((

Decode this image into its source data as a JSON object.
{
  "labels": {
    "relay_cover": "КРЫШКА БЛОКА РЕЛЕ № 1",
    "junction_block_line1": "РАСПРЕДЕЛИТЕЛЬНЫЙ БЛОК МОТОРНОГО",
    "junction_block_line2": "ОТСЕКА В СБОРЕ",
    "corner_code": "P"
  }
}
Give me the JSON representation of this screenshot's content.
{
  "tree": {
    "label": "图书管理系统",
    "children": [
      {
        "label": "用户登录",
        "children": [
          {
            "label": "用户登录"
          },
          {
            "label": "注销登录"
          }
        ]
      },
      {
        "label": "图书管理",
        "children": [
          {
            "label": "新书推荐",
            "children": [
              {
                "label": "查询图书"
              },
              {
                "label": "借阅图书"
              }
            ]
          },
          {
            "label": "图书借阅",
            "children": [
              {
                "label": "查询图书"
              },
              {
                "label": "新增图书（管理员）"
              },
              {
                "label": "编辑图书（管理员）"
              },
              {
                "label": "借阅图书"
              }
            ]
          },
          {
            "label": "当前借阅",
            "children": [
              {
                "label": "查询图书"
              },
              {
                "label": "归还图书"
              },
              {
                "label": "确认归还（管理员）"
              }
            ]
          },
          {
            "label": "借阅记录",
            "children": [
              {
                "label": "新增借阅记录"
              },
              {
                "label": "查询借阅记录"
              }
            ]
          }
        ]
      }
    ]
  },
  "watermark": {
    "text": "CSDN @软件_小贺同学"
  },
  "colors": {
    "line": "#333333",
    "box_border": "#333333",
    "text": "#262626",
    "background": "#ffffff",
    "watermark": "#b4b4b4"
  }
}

))

Exercise details -
Write out the material from the first line to the last, exactly.

Answer to the exercise -
Decode this image into its source data as a JSON object.
{
  "labels": {
    "relay_cover": "КРЫШКА БЛОКА РЕЛЕ № 1",
    "junction_block_line1": "РАСПРЕДЕЛИТЕЛЬНЫЙ БЛОК МОТОРНОГО",
    "junction_block_line2": "ОТСЕКА В СБОРЕ",
    "corner_code": "P"
  }
}
Give me the JSON representation of this screenshot's content.
{
  "tree": {
    "label": "图书管理系统",
    "children": [
      {
        "label": "用户登录",
        "children": [
          {
            "label": "用户登录"
          },
          {
            "label": "注销登录"
          }
        ]
      },
      {
        "label": "图书管理",
        "children": [
          {
            "label": "新书推荐",
            "children": [
              {
                "label": "查询图书"
              },
              {
                "label": "借阅图书"
              }
            ]
          },
          {
            "label": "图书借阅",
            "children": [
              {
                "label": "查询图书"
              },
              {
                "label": "新增图书（管理员）"
              },
              {
                "label": "编辑图书（管理员）"
              },
              {
                "label": "借阅图书"
              }
            ]
          },
          {
            "label": "当前借阅",
            "children": [
              {
                "label": "查询图书"
              },
              {
                "label": "归还图书"
              },
              {
                "label": "确认归还（管理员）"
              }
            ]
          },
          {
            "label": "借阅记录",
            "children": [
              {
                "label": "新增借阅记录"
              },
              {
                "label": "查询借阅记录"
              }
            ]
          }
        ]
      }
    ]
  },
  "watermark": {
    "text": "CSDN @软件_小贺同学"
  },
  "colors": {
    "line": "#333333",
    "box_border": "#333333",
    "text": "#262626",
    "background": "#ffffff",
    "watermark": "#b4b4b4"
  }
}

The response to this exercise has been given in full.